> Task to complete
Transcribe the entries below exactly.

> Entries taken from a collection
========================

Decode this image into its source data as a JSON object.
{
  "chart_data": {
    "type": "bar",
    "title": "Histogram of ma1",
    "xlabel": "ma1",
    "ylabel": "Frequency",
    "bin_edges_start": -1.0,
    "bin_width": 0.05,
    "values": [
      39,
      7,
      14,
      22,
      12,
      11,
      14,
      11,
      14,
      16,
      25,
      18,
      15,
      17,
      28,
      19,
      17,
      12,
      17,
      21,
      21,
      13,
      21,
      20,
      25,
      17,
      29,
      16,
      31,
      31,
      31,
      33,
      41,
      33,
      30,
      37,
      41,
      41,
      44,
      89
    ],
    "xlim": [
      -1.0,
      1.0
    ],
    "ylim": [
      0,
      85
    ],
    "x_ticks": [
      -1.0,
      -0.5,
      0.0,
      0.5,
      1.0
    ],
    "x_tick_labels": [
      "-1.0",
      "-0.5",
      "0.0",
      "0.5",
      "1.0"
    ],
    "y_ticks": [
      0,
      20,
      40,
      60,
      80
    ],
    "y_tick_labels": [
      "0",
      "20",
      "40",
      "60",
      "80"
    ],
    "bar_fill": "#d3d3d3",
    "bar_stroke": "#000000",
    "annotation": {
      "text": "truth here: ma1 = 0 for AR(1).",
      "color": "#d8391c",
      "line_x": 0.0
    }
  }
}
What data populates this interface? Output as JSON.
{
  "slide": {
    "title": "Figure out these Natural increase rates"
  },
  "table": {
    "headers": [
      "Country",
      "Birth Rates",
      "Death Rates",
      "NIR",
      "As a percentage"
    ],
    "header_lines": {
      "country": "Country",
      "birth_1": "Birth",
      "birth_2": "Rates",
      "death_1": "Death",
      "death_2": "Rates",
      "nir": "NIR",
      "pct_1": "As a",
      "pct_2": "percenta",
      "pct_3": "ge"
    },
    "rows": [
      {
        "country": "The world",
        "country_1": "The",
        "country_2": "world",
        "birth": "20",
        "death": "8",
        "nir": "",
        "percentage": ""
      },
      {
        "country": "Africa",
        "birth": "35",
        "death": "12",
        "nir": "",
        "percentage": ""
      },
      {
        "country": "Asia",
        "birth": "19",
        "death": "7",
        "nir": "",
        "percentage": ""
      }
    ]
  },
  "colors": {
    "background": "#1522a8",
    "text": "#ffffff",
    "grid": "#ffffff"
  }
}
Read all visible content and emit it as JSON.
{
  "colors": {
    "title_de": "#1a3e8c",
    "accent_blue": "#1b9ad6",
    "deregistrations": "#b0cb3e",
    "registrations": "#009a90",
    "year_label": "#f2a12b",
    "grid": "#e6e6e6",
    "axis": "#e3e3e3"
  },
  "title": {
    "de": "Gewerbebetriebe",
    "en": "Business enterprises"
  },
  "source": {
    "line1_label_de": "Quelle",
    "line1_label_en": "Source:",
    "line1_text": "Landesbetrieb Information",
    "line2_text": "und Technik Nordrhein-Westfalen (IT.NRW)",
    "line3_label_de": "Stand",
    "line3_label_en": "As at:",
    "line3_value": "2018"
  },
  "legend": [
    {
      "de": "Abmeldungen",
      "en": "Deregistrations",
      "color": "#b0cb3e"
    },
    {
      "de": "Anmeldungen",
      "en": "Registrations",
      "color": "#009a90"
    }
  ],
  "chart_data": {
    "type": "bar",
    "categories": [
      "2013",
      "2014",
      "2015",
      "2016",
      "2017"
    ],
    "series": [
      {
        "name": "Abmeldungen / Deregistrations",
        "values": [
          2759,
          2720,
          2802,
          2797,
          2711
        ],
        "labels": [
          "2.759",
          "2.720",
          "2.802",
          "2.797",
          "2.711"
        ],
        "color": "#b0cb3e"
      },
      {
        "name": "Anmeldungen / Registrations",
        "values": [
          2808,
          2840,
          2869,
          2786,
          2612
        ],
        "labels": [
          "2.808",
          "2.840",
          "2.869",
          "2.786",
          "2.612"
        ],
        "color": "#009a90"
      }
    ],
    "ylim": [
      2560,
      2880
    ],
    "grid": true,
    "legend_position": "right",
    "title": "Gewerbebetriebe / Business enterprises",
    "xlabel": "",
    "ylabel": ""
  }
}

========================

> Output
Decode this image into its source data as a JSON object.
{
  "chart_data": {
    "type": "bar",
    "title": "Histogram of ma1",
    "xlabel": "ma1",
    "ylabel": "Frequency",
    "bin_edges_start": -1.0,
    "bin_width": 0.05,
    "values": [
      39,
      7,
      14,
      22,
      12,
      11,
      14,
      11,
      14,
      16,
      25,
      18,
      15,
      17,
      28,
      19,
      17,
      12,
      17,
      21,
      21,
      13,
      21,
      20,
      25,
      17,
      29,
      16,
      31,
      31,
      31,
      33,
      41,
      33,
      30,
      37,
      41,
      41,
      44,
      89
    ],
    "xlim": [
      -1.0,
      1.0
    ],
    "ylim": [
      0,
      85
    ],
    "x_ticks": [
      -1.0,
      -0.5,
      0.0,
      0.5,
      1.0
    ],
    "x_tick_labels": [
      "-1.0",
      "-0.5",
      "0.0",
      "0.5",
      "1.0"
    ],
    "y_ticks": [
      0,
      20,
      40,
      60,
      80
    ],
    "y_tick_labels": [
      "0",
      "20",
      "40",
      "60",
      "80"
    ],
    "bar_fill": "#d3d3d3",
    "bar_stroke": "#000000",
    "annotation": {
      "text": "truth here: ma1 = 0 for AR(1).",
      "color": "#d8391c",
      "line_x": 0.0
    }
  }
}
What data populates this interface? Output as JSON.
{
  "slide": {
    "title": "Figure out these Natural increase rates"
  },
  "table": {
    "headers": [
      "Country",
      "Birth Rates",
      "Death Rates",
      "NIR",
      "As a percentage"
    ],
    "header_lines": {
      "country": "Country",
      "birth_1": "Birth",
      "birth_2": "Rates",
      "death_1": "Death",
      "death_2": "Rates",
      "nir": "NIR",
      "pct_1": "As a",
      "pct_2": "percenta",
      "pct_3": "ge"
    },
    "rows": [
      {
        "country": "The world",
        "country_1": "The",
        "country_2": "world",
        "birth": "20",
        "death": "8",
        "nir": "",
        "percentage": ""
      },
      {
        "country": "Africa",
        "birth": "35",
        "death": "12",
        "nir": "",
        "percentage": ""
      },
      {
        "country": "Asia",
        "birth": "19",
        "death": "7",
        "nir": "",
        "percentage": ""
      }
    ]
  },
  "colors": {
    "background": "#1522a8",
    "text": "#ffffff",
    "grid": "#ffffff"
  }
}
Read all visible content and emit it as JSON.
{
  "colors": {
    "title_de": "#1a3e8c",
    "accent_blue": "#1b9ad6",
    "deregistrations": "#b0cb3e",
    "registrations": "#009a90",
    "year_label": "#f2a12b",
    "grid": "#e6e6e6",
    "axis": "#e3e3e3"
  },
  "title": {
    "de": "Gewerbebetriebe",
    "en": "Business enterprises"
  },
  "source": {
    "line1_label_de": "Quelle",
    "line1_label_en": "Source:",
    "line1_text": "Landesbetrieb Information",
    "line2_text": "und Technik Nordrhein-Westfalen (IT.NRW)",
    "line3_label_de": "Stand",
    "line3_label_en": "As at:",
    "line3_value": "2018"
  },
  "legend": [
    {
      "de": "Abmeldungen",
      "en": "Deregistrations",
      "color": "#b0cb3e"
    },
    {
      "de": "Anmeldungen",
      "en": "Registrations",
      "color": "#009a90"
    }
  ],
  "chart_data": {
    "type": "bar",
    "categories": [
      "2013",
      "2014",
      "2015",
      "2016",
      "2017"
    ],
    "series": [
      {
        "name": "Abmeldungen / Deregistrations",
        "values": [
          2759,
          2720,
          2802,
          2797,
          2711
        ],
        "labels": [
          "2.759",
          "2.720",
          "2.802",
          "2.797",
          "2.711"
        ],
        "color": "#b0cb3e"
      },
      {
        "name": "Anmeldungen / Registrations",
        "values": [
          2808,
          2840,
          2869,
          2786,
          2612
        ],
        "labels": [
          "2.808",
          "2.840",
          "2.869",
          "2.786",
          "2.612"
        ],
        "color": "#009a90"
      }
    ],
    "ylim": [
      2560,
      2880
    ],
    "grid": true,
    "legend_position": "right",
    "title": "Gewerbebetriebe / Business enterprises",
    "xlabel": "",
    "ylabel": ""
  }
}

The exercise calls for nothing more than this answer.